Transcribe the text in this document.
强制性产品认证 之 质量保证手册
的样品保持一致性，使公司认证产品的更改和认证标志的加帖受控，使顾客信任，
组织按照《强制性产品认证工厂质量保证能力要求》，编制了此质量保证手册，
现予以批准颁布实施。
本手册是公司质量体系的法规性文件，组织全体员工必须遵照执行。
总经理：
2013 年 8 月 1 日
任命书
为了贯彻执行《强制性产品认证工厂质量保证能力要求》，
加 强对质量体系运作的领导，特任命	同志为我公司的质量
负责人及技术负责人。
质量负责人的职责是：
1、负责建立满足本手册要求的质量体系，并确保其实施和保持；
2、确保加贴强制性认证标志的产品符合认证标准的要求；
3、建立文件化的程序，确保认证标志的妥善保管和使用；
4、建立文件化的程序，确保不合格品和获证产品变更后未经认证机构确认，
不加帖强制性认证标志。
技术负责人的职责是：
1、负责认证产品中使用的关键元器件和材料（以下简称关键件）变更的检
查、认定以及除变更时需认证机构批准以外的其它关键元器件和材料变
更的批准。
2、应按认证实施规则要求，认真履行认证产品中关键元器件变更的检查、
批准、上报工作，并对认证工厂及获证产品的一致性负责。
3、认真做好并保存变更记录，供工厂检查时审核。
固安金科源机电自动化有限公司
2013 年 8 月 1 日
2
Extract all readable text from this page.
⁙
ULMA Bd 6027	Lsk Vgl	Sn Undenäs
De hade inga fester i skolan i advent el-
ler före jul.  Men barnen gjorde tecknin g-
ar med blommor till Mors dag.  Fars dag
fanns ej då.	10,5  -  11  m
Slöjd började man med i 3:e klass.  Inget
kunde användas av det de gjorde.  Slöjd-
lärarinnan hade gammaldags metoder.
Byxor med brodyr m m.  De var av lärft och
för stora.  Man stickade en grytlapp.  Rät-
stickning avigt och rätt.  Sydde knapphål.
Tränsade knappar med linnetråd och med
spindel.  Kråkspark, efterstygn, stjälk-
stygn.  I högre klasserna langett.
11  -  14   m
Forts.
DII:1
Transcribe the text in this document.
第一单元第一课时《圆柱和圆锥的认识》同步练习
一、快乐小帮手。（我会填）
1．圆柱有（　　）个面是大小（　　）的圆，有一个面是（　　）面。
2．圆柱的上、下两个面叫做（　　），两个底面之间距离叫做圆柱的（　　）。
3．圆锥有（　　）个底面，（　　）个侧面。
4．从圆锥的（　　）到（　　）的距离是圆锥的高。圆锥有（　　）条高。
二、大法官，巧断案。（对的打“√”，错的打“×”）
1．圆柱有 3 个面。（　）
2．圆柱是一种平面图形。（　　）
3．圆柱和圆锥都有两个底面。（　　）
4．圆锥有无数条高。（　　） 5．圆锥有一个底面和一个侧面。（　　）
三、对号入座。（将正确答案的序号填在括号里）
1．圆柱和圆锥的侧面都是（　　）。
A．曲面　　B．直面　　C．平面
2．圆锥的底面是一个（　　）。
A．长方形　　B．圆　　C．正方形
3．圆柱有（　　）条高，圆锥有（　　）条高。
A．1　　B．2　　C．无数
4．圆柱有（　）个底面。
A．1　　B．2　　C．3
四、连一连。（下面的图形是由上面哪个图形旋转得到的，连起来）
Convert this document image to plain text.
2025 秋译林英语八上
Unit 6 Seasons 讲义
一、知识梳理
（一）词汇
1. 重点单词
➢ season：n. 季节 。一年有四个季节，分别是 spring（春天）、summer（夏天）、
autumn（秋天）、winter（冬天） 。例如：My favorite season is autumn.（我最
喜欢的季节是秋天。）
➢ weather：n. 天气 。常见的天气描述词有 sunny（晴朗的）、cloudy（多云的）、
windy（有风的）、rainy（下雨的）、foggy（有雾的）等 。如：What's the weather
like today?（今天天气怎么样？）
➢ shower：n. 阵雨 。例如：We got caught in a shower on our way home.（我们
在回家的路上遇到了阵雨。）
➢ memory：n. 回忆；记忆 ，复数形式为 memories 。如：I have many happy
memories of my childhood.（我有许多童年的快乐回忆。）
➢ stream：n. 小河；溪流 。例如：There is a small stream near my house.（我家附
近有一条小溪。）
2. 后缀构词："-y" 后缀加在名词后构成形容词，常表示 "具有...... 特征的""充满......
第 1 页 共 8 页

Stated exercise:
Show all lines in the entries above where the word "强制性产品认证工厂质量保证能力要求" appears.

Solution below:
组织按照《强制性产品认证工厂质量保证能力要求》，编制了此质量保证手册，
为了贯彻执行《强制性产品认证工厂质量保证能力要求》，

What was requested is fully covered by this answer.